* [SET TASK]: Leaving the pictures aside, transcribe every line below exactly.

* [Stored data entries]:
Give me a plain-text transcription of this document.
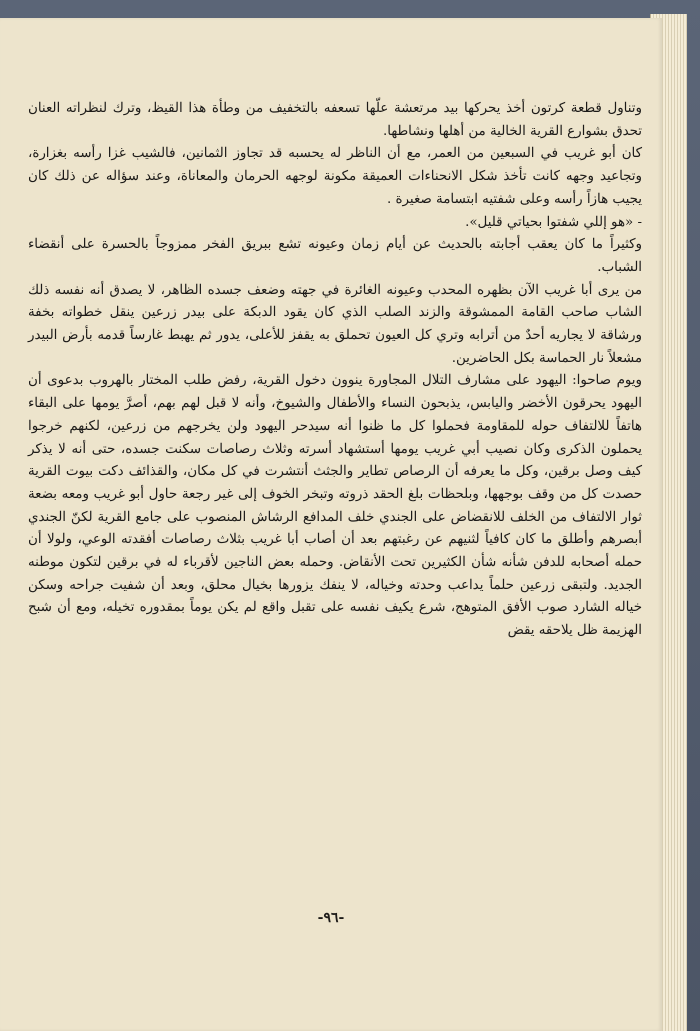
وتناول قطعة كرتون أخذ يحركها بيد مرتعشة علّها تسعفه بالتخفيف من وطأة هذا القيظ، وترك لنظراته العنان تحدق بشوارع القرية الخالية من أهلها ونشاطها.

كان أبو غريب في السبعين من العمر، مع أن الناظر له يحسبه قد تجاوز الثمانين، فالشيب غزا رأسه بغزارة، وتجاعيد وجهه كانت تأخذ شكل الانحناءات العميقة مكونة لوجهه الحرمان والمعاناة، وعند سؤاله عن ذلك كان يجيب هازاً رأسه وعلى شفتيه ابتسامة صغيرة .

- «هو إللي شفتوا بحياتي قليل».

وكثيراً ما كان يعقب أجابته بالحديث عن أيام زمان وعيونه تشع ببريق الفخر ممزوجاً بالحسرة على أنقضاء الشباب.

من يرى أبا غريب الآن بظهره المحدب وعيونه الغائرة في جهته وضعف جسده الظاهر، لا يصدق أنه نفسه ذلك الشاب صاحب القامة الممشوقة والزند الصلب الذي كان يقود الدبكة على بيدر زرعين ينقل خطواته بخفة ورشاقة لا يجاريه أحدٌ من أترابه وتري كل العيون تحملق به يقفز للأعلى، يدور ثم يهبط غارساً قدمه بأرض البيدر مشعلاً نار الحماسة بكل الحاضرين.

ويوم صاحوا: اليهود على مشارف التلال المجاورة ينوون دخول القرية، رفض طلب المختار بالهروب بدعوى أن اليهود يحرقون الأخضر واليابس، يذبحون النساء والأطفال والشيوخ، وأنه لا قبل لهم بهم، أصرَّ يومها على البقاء هاتفاً للالتفاف حوله للمقاومة فحملوا كل ما ظنوا أنه سيدحر اليهود ولن يخرجهم من زرعين، لكنهم خرجوا يحملون الذكرى وكان نصيب أبي غريب يومها أستشهاد أسرته وثلاث رصاصات سكنت جسده، حتى أنه لا يذكر كيف وصل برقين، وكل ما يعرفه أن الرصاص تطاير والجثث أنتشرت في كل مكان، والقذائف دكت بيوت القرية حصدت كل من وقف بوجهها، وبلحظات بلغ الحقد ذروته وتبخر الخوف إلى غير رجعة حاول أبو غريب ومعه بضعة ثوار الالتفاف من الخلف للانقضاض على الجندي خلف المدافع الرشاش المنصوب على جامع القرية لكنّ الجندي أبصرهم وأطلق ما كان كافياً لثنيهم عن رغبتهم بعد أن أصاب أبا غريب بثلاث رصاصات أفقدته الوعي، ولولا أن حمله أصحابه للدفن شأنه شأن الكثيرين تحت الأنقاض. وحمله بعض الناجين لأقرباء له في برقين لتكون موطنه الجديد. ولتبقى زرعين حلماً يداعب وحدته وخياله، لا ينفك يزورها بخيال محلق، وبعد أن شفيت جراحه وسكن خياله الشارد صوب الأفق المتوهج، شرع يكيف نفسه على تقبل واقع لم يكن يوماً بمقدوره تخيله، ومع أن شبح الهزيمة ظل يلاحقه يقض

-٩٦-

* [FINAL ANSWER]:
Give me a plain-text transcription of this document.
وتناول قطعة كرتون أخذ يحركها بيد مرتعشة علّها تسعفه بالتخفيف من وطأة هذا القيظ، وترك لنظراته العنان تحدق بشوارع القرية الخالية من أهلها ونشاطها.

كان أبو غريب في السبعين من العمر، مع أن الناظر له يحسبه قد تجاوز الثمانين، فالشيب غزا رأسه بغزارة، وتجاعيد وجهه كانت تأخذ شكل الانحناءات العميقة مكونة لوجهه الحرمان والمعاناة، وعند سؤاله عن ذلك كان يجيب هازاً رأسه وعلى شفتيه ابتسامة صغيرة .

- «هو إللي شفتوا بحياتي قليل».

وكثيراً ما كان يعقب أجابته بالحديث عن أيام زمان وعيونه تشع ببريق الفخر ممزوجاً بالحسرة على أنقضاء الشباب.

من يرى أبا غريب الآن بظهره المحدب وعيونه الغائرة في جهته وضعف جسده الظاهر، لا يصدق أنه نفسه ذلك الشاب صاحب القامة الممشوقة والزند الصلب الذي كان يقود الدبكة على بيدر زرعين ينقل خطواته بخفة ورشاقة لا يجاريه أحدٌ من أترابه وتري كل العيون تحملق به يقفز للأعلى، يدور ثم يهبط غارساً قدمه بأرض البيدر مشعلاً نار الحماسة بكل الحاضرين.

ويوم صاحوا: اليهود على مشارف التلال المجاورة ينوون دخول القرية، رفض طلب المختار بالهروب بدعوى أن اليهود يحرقون الأخضر واليابس، يذبحون النساء والأطفال والشيوخ، وأنه لا قبل لهم بهم، أصرَّ يومها على البقاء هاتفاً للالتفاف حوله للمقاومة فحملوا كل ما ظنوا أنه سيدحر اليهود ولن يخرجهم من زرعين، لكنهم خرجوا يحملون الذكرى وكان نصيب أبي غريب يومها أستشهاد أسرته وثلاث رصاصات سكنت جسده، حتى أنه لا يذكر كيف وصل برقين، وكل ما يعرفه أن الرصاص تطاير والجثث أنتشرت في كل مكان، والقذائف دكت بيوت القرية حصدت كل من وقف بوجهها، وبلحظات بلغ الحقد ذروته وتبخر الخوف إلى غير رجعة حاول أبو غريب ومعه بضعة ثوار الالتفاف من الخلف للانقضاض على الجندي خلف المدافع الرشاش المنصوب على جامع القرية لكنّ الجندي أبصرهم وأطلق ما كان كافياً لثنيهم عن رغبتهم بعد أن أصاب أبا غريب بثلاث رصاصات أفقدته الوعي، ولولا أن حمله أصحابه للدفن شأنه شأن الكثيرين تحت الأنقاض. وحمله بعض الناجين لأقرباء له في برقين لتكون موطنه الجديد. ولتبقى زرعين حلماً يداعب وحدته وخياله، لا ينفك يزورها بخيال محلق، وبعد أن شفيت جراحه وسكن خياله الشارد صوب الأفق المتوهج، شرع يكيف نفسه على تقبل واقع لم يكن يوماً بمقدوره تخيله، ومع أن شبح الهزيمة ظل يلاحقه يقض

-٩٦-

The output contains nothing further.